▶ _DOCUMENT_:

There really isn't any escaping from the underlying representation of 2's complement arithmetic with its overflows, wrap-arounds, sign extensions, etc.
June 11, 2009
2009/6/11 Walter Bright <newshound1@digitalmars.com>:
> davidl wrote:
>>
>> It seems that comparing two different operands with different size makes no sense. The compiler should issue an error against that.
>
> Consider:
>
>   byte b;
>   if (b == 1)
>
> here you're comparing two different sizes, a byte and an int. Disallowing such (in its various incarnations) is a heavy burden, as the user will have to insert lots of ugly casts.

Weren't polysemous types supposed to avoid all that?
June 11, 2009
Jarrett Billingsley wrote:
> Weren't polysemous types supposed to avoid all that?

It kept getting too complicated.
June 12, 2009
Walter Bright wrote:
> davidl wrote:
>> It seems that comparing two different operands with different size makes no sense. The compiler should issue an error against that.
> 
> Consider:
> 
>    byte b;
>    if (b == 1)
> 
> here you're comparing two different sizes, a byte and an int. Disallowing such (in its various incarnations) is a heavy burden, as the user will have to insert lots of ugly casts.
> 
> There really isn't any escaping from the underlying representation of 2's complement arithmetic with its overflows, wrap-arounds, sign extensions, etc.

Why is "1" an int? Can't it be treated similar to the way string literals are treated: "a string literal" can be string, wstring and dstring:

dstring test = "Asdf";
int main()

▶ _GIVEN MATERIAL_:
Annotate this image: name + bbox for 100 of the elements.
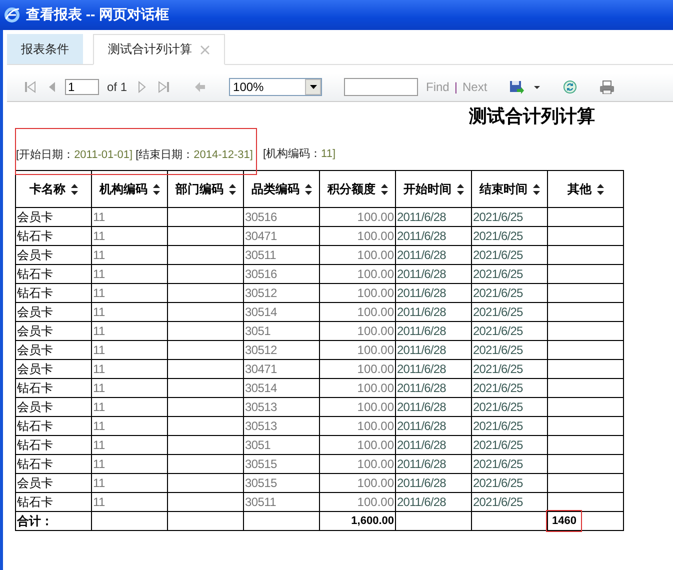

▶ _SHORT PROBLEM A_: Translate this sentence from the thread on comparing operands of different sizes into Spanish: "Disallowing such (in its various incarnations) is a heavy burden, as the user will have to insert lots of ugly casts."
▶ _SHORT PROBLEM B_: Pick up the forum thread on comparing operands of different sizes at its last line and write what comes next.

▶ _EXPECTED ANSWER A_: Prohibir eso (en sus diversas formas) es una carga pesada, ya que el usuario tendrá que insertar muchas conversiones de tipo poco elegantes.

▶ _EXPECTED ANSWER B_:
{
 return test == "asdf";
}

L.
June 12, 2009
Walter Bright wrote:
> davidl wrote:
>> It seems that comparing two different operands with different size makes no sense. The compiler should issue an error against that.
> 
> Consider:
> 
>    byte b;
>    if (b == 1)
> 
> here you're comparing two different sizes, a byte and an int. Disallowing such (in its various incarnations) is a heavy burden, as the user will have to insert lots of ugly casts.
> 
> There really isn't any escaping from the underlying representation of 2's complement arithmetic with its overflows, wrap-arounds, sign extensions, etc.

The problem is a lot more specific than that.
The unexpected behaviour comes from the method used to promote two types to a common type, when both are smaller than int, but of different signedness. Intuitively, you expect the common type of {byte, ubyte} to be ubyte, by analogy to {int, uint}->uint, and {long, ulong}->ulong. But instead, the common type is int!

The involvement of 'int' in the promotion process is kind of bizarre, really. It's a consequence of the fact that in C, short and char are second-class citizens, only really intended for saving space. The semantics of operations on two different space-saving types are a bit problematic.

I think it's true that

byte  == ubyte, byte  == ushort,
short == ubyte, short == ushort

are almost always errors. Could we just make those four illegal?
BTW, it just occured to me that these four (and only these four) are the cases where a "signed/unsigned mismatch" warning is actually helpful. A signed-unsigned warning involving 'int' is almost always spurious.

For bonus points:
June 12, 2009
Don wrote:
> For bonus points:
[end of message]

I guess nobody'll be getting those bonus points then... :P
June 12, 2009
Don wrote:
> Walter Bright wrote:
>> davidl wrote:
>>> It seems that comparing two different operands with different size makes no sense. The compiler should issue an error against that.
>>
>> Consider:
>>
>>    byte b;
>>    if (b == 1)
>>
>> here you're comparing two different sizes, a byte and an int. Disallowing such (in its various incarnations) is a heavy burden, as the user will have to insert lots of ugly casts.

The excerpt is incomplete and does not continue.